→ **WHAT NEEDS TO BE DONE**
Please repeat every entry, keeping each one exactly the same.

→ **INPUT RECORDS**

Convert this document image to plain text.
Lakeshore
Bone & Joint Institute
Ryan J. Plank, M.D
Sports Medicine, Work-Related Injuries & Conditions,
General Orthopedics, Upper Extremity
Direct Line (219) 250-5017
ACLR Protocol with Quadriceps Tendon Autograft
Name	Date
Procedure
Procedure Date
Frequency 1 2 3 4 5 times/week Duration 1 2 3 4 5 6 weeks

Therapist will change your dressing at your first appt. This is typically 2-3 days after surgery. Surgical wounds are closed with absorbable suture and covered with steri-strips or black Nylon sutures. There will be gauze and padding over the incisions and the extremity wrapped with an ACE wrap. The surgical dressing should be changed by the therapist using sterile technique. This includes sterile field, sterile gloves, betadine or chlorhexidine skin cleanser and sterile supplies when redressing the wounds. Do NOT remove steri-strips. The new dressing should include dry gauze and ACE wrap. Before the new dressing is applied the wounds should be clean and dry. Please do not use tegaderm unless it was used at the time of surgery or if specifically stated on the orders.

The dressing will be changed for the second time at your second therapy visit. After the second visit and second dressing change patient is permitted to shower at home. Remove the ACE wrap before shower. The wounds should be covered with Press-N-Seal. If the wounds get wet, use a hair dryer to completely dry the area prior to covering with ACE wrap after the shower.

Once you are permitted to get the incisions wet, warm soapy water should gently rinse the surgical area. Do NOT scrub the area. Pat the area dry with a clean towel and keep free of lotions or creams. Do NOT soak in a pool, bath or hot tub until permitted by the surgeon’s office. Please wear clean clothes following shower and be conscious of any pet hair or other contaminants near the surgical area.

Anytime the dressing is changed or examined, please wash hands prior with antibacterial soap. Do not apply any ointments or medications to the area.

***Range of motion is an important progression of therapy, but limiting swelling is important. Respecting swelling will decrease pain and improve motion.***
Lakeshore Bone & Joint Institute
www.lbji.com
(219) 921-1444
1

→ **OUTPUT BELOW**
Convert this document image to plain text.
Lakeshore
Bone & Joint Institute
Ryan J. Plank, M.D
Sports Medicine, Work-Related Injuries & Conditions,
General Orthopedics, Upper Extremity
Direct Line (219) 250-5017
ACLR Protocol with Quadriceps Tendon Autograft
Name	Date
Procedure
Procedure Date
Frequency 1 2 3 4 5 times/week Duration 1 2 3 4 5 6 weeks

Therapist will change your dressing at your first appt. This is typically 2-3 days after surgery. Surgical wounds are closed with absorbable suture and covered with steri-strips or black Nylon sutures. There will be gauze and padding over the incisions and the extremity wrapped with an ACE wrap. The surgical dressing should be changed by the therapist using sterile technique. This includes sterile field, sterile gloves, betadine or chlorhexidine skin cleanser and sterile supplies when redressing the wounds. Do NOT remove steri-strips. The new dressing should include dry gauze and ACE wrap. Before the new dressing is applied the wounds should be clean and dry. Please do not use tegaderm unless it was used at the time of surgery or if specifically stated on the orders.

The dressing will be changed for the second time at your second therapy visit. After the second visit and second dressing change patient is permitted to shower at home. Remove the ACE wrap before shower. The wounds should be covered with Press-N-Seal. If the wounds get wet, use a hair dryer to completely dry the area prior to covering with ACE wrap after the shower.

Once you are permitted to get the incisions wet, warm soapy water should gently rinse the surgical area. Do NOT scrub the area. Pat the area dry with a clean towel and keep free of lotions or creams. Do NOT soak in a pool, bath or hot tub until permitted by the surgeon’s office. Please wear clean clothes following shower and be conscious of any pet hair or other contaminants near the surgical area.

Anytime the dressing is changed or examined, please wash hands prior with antibacterial soap. Do not apply any ointments or medications to the area.

***Range of motion is an important progression of therapy, but limiting swelling is important. Respecting swelling will decrease pain and improve motion.***
Lakeshore Bone & Joint Institute
www.lbji.com
(219) 921-1444
1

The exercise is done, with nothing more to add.